What to do — Without including any pictures, copy each entry below exactly.

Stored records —
>> BEGIN
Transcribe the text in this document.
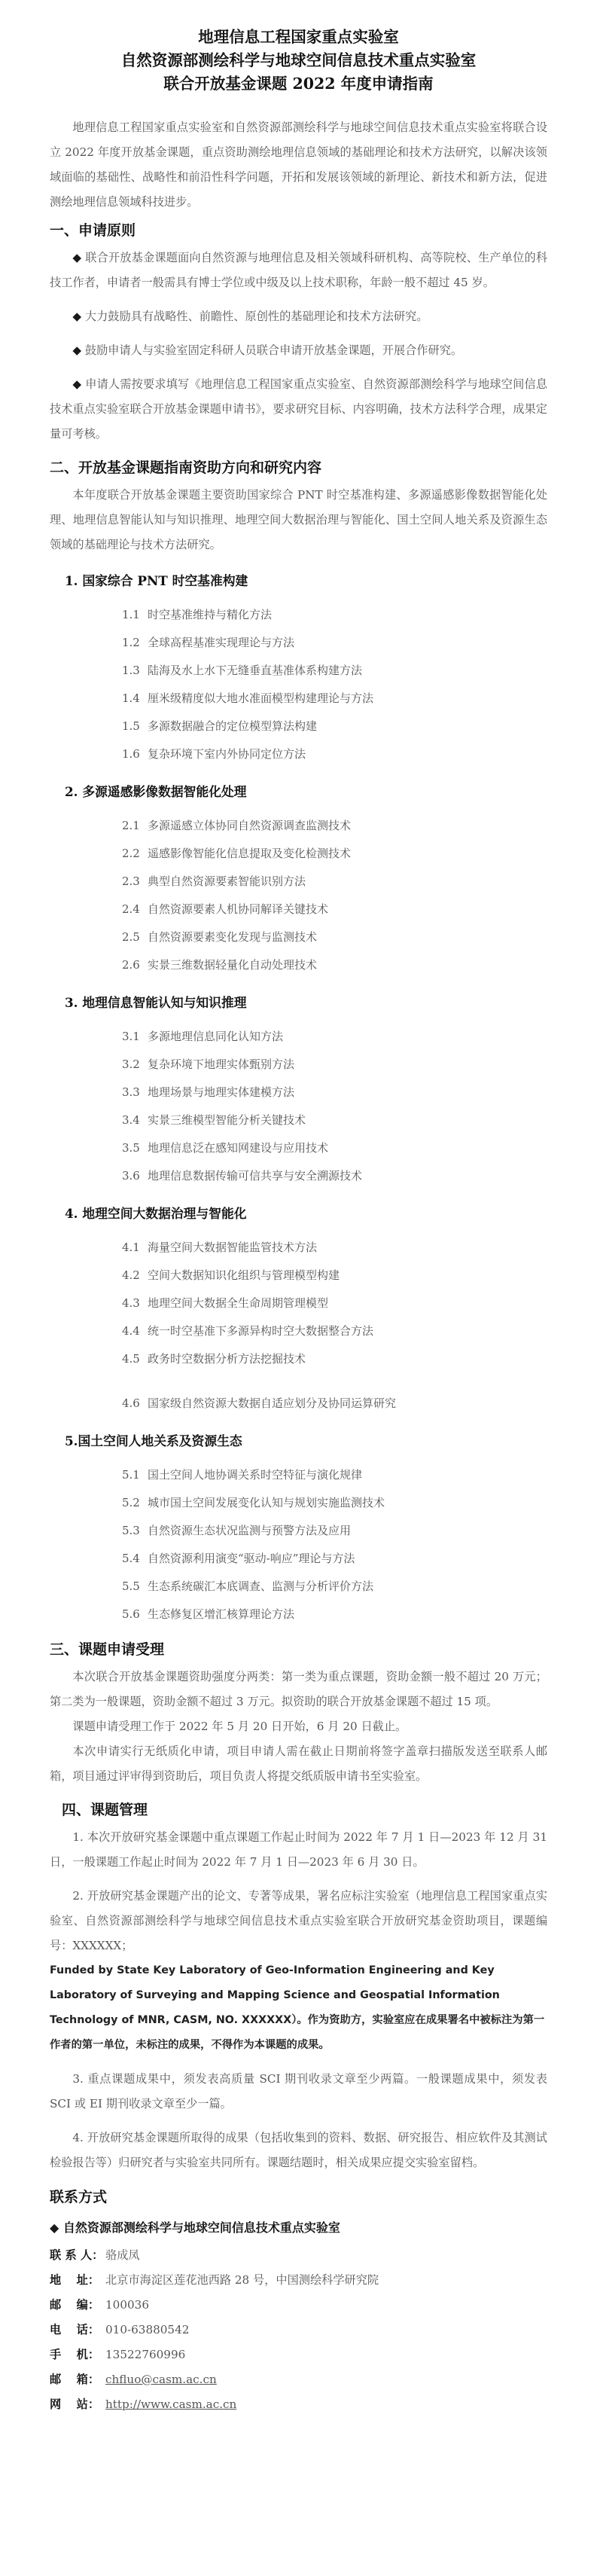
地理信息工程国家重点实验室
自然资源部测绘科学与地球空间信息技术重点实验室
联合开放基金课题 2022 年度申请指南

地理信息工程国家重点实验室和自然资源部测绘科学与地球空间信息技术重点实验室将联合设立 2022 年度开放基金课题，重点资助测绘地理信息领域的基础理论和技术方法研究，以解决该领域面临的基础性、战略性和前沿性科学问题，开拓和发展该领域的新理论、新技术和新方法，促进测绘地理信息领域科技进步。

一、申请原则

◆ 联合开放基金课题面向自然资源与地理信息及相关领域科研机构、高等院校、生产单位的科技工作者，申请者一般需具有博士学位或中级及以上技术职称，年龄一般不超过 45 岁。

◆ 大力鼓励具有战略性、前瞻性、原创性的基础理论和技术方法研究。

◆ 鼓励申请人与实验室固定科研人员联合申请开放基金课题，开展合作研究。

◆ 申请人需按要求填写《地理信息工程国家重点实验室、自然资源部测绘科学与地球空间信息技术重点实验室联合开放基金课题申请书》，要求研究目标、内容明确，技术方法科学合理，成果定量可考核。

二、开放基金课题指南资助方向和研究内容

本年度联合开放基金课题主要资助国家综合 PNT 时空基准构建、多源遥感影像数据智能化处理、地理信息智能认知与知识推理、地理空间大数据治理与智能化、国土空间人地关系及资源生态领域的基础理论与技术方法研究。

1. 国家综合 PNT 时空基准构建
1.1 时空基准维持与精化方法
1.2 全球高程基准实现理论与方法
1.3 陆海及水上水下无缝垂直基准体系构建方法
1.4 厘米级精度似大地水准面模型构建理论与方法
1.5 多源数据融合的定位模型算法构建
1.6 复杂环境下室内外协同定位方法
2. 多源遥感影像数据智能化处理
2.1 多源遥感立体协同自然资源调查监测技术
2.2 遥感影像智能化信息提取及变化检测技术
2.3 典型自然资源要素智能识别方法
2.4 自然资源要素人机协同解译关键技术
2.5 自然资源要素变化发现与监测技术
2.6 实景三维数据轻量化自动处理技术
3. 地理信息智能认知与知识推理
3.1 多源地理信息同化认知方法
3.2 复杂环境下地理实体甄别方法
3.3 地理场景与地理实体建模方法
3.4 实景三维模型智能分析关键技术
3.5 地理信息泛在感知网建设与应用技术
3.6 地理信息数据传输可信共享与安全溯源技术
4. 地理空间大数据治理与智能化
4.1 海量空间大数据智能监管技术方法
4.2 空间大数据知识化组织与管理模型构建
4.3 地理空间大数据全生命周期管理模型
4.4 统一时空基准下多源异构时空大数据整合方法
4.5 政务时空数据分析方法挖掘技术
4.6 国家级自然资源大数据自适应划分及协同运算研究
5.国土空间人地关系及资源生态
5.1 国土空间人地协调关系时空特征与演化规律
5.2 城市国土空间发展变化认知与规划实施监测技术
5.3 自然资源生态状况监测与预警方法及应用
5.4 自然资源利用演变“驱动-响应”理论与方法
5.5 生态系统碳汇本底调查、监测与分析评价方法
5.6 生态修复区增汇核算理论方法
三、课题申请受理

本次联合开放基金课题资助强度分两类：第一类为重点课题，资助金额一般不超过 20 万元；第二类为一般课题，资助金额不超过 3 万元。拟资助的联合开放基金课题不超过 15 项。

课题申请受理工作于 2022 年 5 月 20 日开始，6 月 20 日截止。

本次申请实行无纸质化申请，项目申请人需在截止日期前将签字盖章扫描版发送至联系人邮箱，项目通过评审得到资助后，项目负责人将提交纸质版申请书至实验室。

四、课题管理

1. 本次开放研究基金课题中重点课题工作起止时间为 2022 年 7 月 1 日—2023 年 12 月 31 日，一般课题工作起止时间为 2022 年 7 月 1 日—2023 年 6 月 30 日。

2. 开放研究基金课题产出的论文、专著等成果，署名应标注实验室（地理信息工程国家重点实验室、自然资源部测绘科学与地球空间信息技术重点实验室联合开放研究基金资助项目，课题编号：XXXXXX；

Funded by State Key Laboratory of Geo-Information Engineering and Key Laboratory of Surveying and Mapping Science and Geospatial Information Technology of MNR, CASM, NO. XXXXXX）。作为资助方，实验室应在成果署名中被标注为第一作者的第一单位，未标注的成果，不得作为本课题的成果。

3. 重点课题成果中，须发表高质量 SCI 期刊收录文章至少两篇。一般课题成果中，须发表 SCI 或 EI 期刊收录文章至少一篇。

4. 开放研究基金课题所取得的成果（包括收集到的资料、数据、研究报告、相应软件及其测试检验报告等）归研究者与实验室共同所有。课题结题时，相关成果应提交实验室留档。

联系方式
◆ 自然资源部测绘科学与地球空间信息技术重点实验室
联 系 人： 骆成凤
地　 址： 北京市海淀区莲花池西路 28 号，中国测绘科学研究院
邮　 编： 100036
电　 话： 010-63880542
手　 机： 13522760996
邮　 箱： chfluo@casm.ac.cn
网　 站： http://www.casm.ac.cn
>> END
Worked solution —
Transcribe the text in this document.
地理信息工程国家重点实验室
自然资源部测绘科学与地球空间信息技术重点实验室
联合开放基金课题 2022 年度申请指南

地理信息工程国家重点实验室和自然资源部测绘科学与地球空间信息技术重点实验室将联合设立 2022 年度开放基金课题，重点资助测绘地理信息领域的基础理论和技术方法研究，以解决该领域面临的基础性、战略性和前沿性科学问题，开拓和发展该领域的新理论、新技术和新方法，促进测绘地理信息领域科技进步。

一、申请原则

◆ 联合开放基金课题面向自然资源与地理信息及相关领域科研机构、高等院校、生产单位的科技工作者，申请者一般需具有博士学位或中级及以上技术职称，年龄一般不超过 45 岁。

◆ 大力鼓励具有战略性、前瞻性、原创性的基础理论和技术方法研究。

◆ 鼓励申请人与实验室固定科研人员联合申请开放基金课题，开展合作研究。

◆ 申请人需按要求填写《地理信息工程国家重点实验室、自然资源部测绘科学与地球空间信息技术重点实验室联合开放基金课题申请书》，要求研究目标、内容明确，技术方法科学合理，成果定量可考核。

二、开放基金课题指南资助方向和研究内容

本年度联合开放基金课题主要资助国家综合 PNT 时空基准构建、多源遥感影像数据智能化处理、地理信息智能认知与知识推理、地理空间大数据治理与智能化、国土空间人地关系及资源生态领域的基础理论与技术方法研究。

1. 国家综合 PNT 时空基准构建
1.1 时空基准维持与精化方法
1.2 全球高程基准实现理论与方法
1.3 陆海及水上水下无缝垂直基准体系构建方法
1.4 厘米级精度似大地水准面模型构建理论与方法
1.5 多源数据融合的定位模型算法构建
1.6 复杂环境下室内外协同定位方法
2. 多源遥感影像数据智能化处理
2.1 多源遥感立体协同自然资源调查监测技术
2.2 遥感影像智能化信息提取及变化检测技术
2.3 典型自然资源要素智能识别方法
2.4 自然资源要素人机协同解译关键技术
2.5 自然资源要素变化发现与监测技术
2.6 实景三维数据轻量化自动处理技术
3. 地理信息智能认知与知识推理
3.1 多源地理信息同化认知方法
3.2 复杂环境下地理实体甄别方法
3.3 地理场景与地理实体建模方法
3.4 实景三维模型智能分析关键技术
3.5 地理信息泛在感知网建设与应用技术
3.6 地理信息数据传输可信共享与安全溯源技术
4. 地理空间大数据治理与智能化
4.1 海量空间大数据智能监管技术方法
4.2 空间大数据知识化组织与管理模型构建
4.3 地理空间大数据全生命周期管理模型
4.4 统一时空基准下多源异构时空大数据整合方法
4.5 政务时空数据分析方法挖掘技术
4.6 国家级自然资源大数据自适应划分及协同运算研究
5.国土空间人地关系及资源生态
5.1 国土空间人地协调关系时空特征与演化规律
5.2 城市国土空间发展变化认知与规划实施监测技术
5.3 自然资源生态状况监测与预警方法及应用
5.4 自然资源利用演变“驱动-响应”理论与方法
5.5 生态系统碳汇本底调查、监测与分析评价方法
5.6 生态修复区增汇核算理论方法
三、课题申请受理

本次联合开放基金课题资助强度分两类：第一类为重点课题，资助金额一般不超过 20 万元；第二类为一般课题，资助金额不超过 3 万元。拟资助的联合开放基金课题不超过 15 项。

课题申请受理工作于 2022 年 5 月 20 日开始，6 月 20 日截止。

本次申请实行无纸质化申请，项目申请人需在截止日期前将签字盖章扫描版发送至联系人邮箱，项目通过评审得到资助后，项目负责人将提交纸质版申请书至实验室。

四、课题管理

1. 本次开放研究基金课题中重点课题工作起止时间为 2022 年 7 月 1 日—2023 年 12 月 31 日，一般课题工作起止时间为 2022 年 7 月 1 日—2023 年 6 月 30 日。

2. 开放研究基金课题产出的论文、专著等成果，署名应标注实验室（地理信息工程国家重点实验室、自然资源部测绘科学与地球空间信息技术重点实验室联合开放研究基金资助项目，课题编号：XXXXXX；

Funded by State Key Laboratory of Geo-Information Engineering and Key Laboratory of Surveying and Mapping Science and Geospatial Information Technology of MNR, CASM, NO. XXXXXX）。作为资助方，实验室应在成果署名中被标注为第一作者的第一单位，未标注的成果，不得作为本课题的成果。

3. 重点课题成果中，须发表高质量 SCI 期刊收录文章至少两篇。一般课题成果中，须发表 SCI 或 EI 期刊收录文章至少一篇。

4. 开放研究基金课题所取得的成果（包括收集到的资料、数据、研究报告、相应软件及其测试检验报告等）归研究者与实验室共同所有。课题结题时，相关成果应提交实验室留档。

联系方式
◆ 自然资源部测绘科学与地球空间信息技术重点实验室
联 系 人： 骆成凤
地　 址： 北京市海淀区莲花池西路 28 号，中国测绘科学研究院
邮　 编： 100036
电　 话： 010-63880542
手　 机： 13522760996
邮　 箱： chfluo@casm.ac.cn
网　 站： http://www.casm.ac.cn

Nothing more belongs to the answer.